**WHAT THE EXERCISE ASKS**
Can you transcribe every entry word for word, skipping the images?

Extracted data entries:
■ ■ ■ ■ ■

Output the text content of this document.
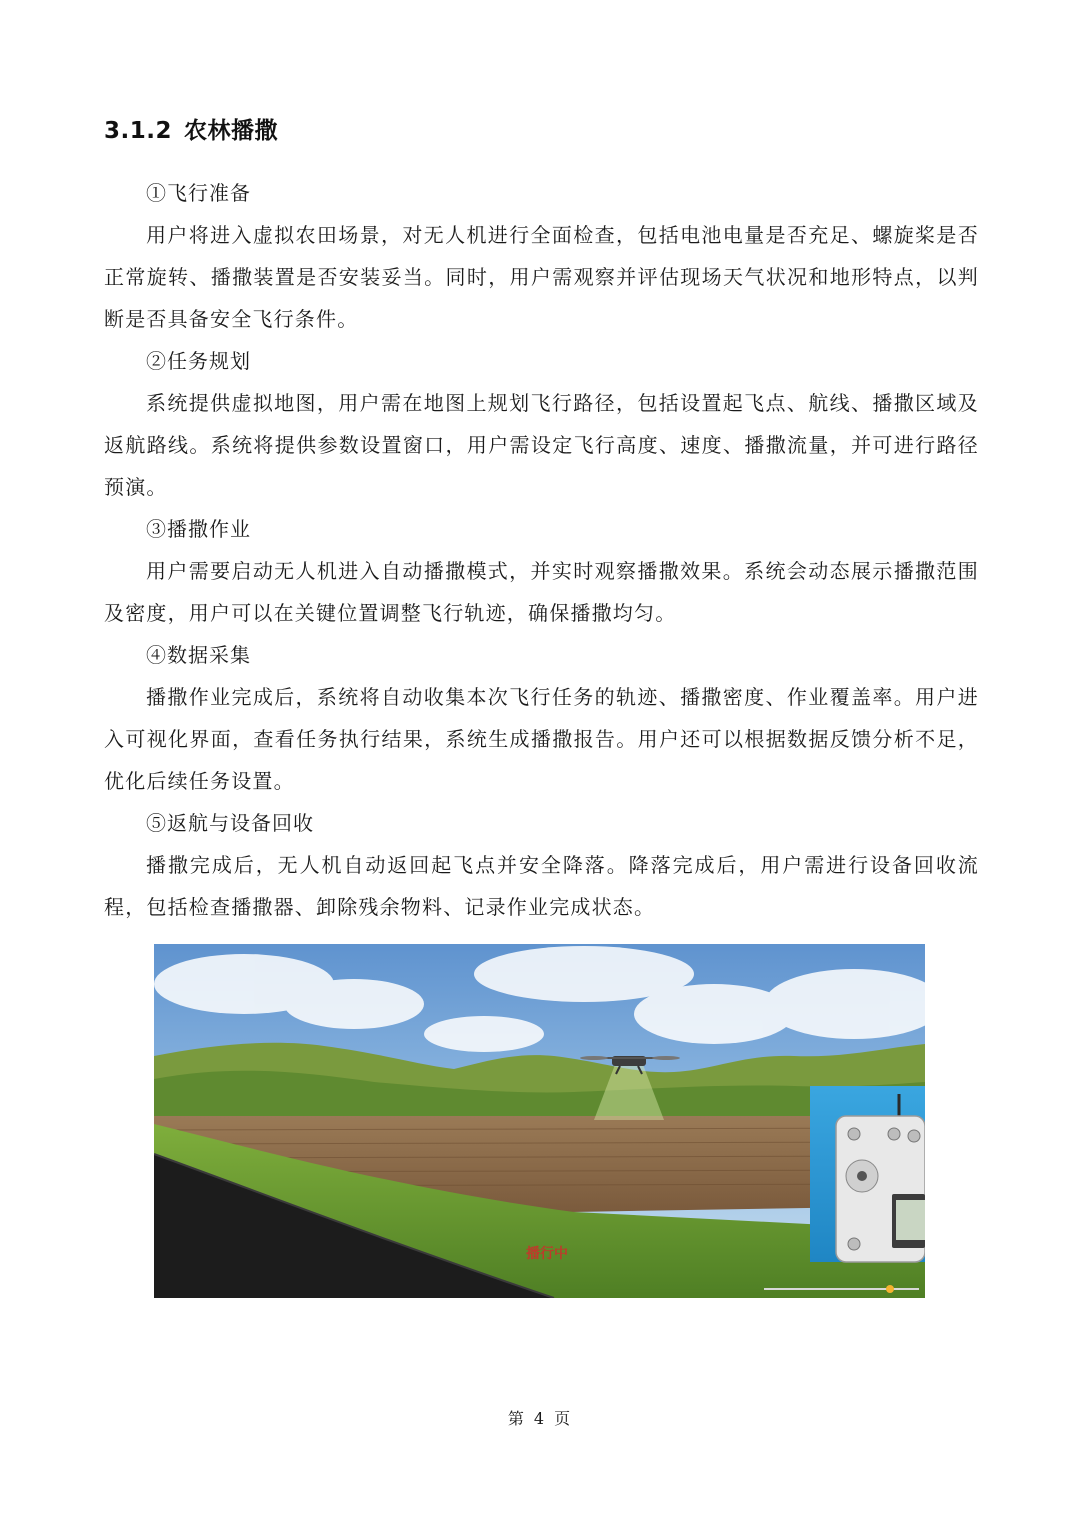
3.1.2 农林播撒
①飞行准备

用户将进入虚拟农田场景，对无人机进行全面检查，包括电池电量是否充足、螺旋桨是否正常旋转、播撒装置是否安装妥当。同时，用户需观察并评估现场天气状况和地形特点，以判断是否具备安全飞行条件。

②任务规划

系统提供虚拟地图，用户需在地图上规划飞行路径，包括设置起飞点、航线、播撒区域及返航路线。系统将提供参数设置窗口，用户需设定飞行高度、速度、播撒流量，并可进行路径预演。

③播撒作业

用户需要启动无人机进入自动播撒模式，并实时观察播撒效果。系统会动态展示播撒范围及密度，用户可以在关键位置调整飞行轨迹，确保播撒均匀。

④数据采集

播撒作业完成后，系统将自动收集本次飞行任务的轨迹、播撒密度、作业覆盖率。用户进入可视化界面，查看任务执行结果，系统生成播撒报告。用户还可以根据数据反馈分析不足，优化后续任务设置。

⑤返航与设备回收

播撒完成后，无人机自动返回起飞点并安全降落。降落完成后，用户需进行设备回收流程，包括检查播撒器、卸除残余物料、记录作业完成状态。

播行中
第 4 页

■ ■ ■ ■ ■

**EXERCISE OUTPUT**
Output the text content of this document.
3.1.2 农林播撒
①飞行准备

用户将进入虚拟农田场景，对无人机进行全面检查，包括电池电量是否充足、螺旋桨是否正常旋转、播撒装置是否安装妥当。同时，用户需观察并评估现场天气状况和地形特点，以判断是否具备安全飞行条件。

②任务规划

系统提供虚拟地图，用户需在地图上规划飞行路径，包括设置起飞点、航线、播撒区域及返航路线。系统将提供参数设置窗口，用户需设定飞行高度、速度、播撒流量，并可进行路径预演。

③播撒作业

用户需要启动无人机进入自动播撒模式，并实时观察播撒效果。系统会动态展示播撒范围及密度，用户可以在关键位置调整飞行轨迹，确保播撒均匀。

④数据采集

播撒作业完成后，系统将自动收集本次飞行任务的轨迹、播撒密度、作业覆盖率。用户进入可视化界面，查看任务执行结果，系统生成播撒报告。用户还可以根据数据反馈分析不足，优化后续任务设置。

⑤返航与设备回收

播撒完成后，无人机自动返回起飞点并安全降落。降落完成后，用户需进行设备回收流程，包括检查播撒器、卸除残余物料、记录作业完成状态。

播行中
第 4 页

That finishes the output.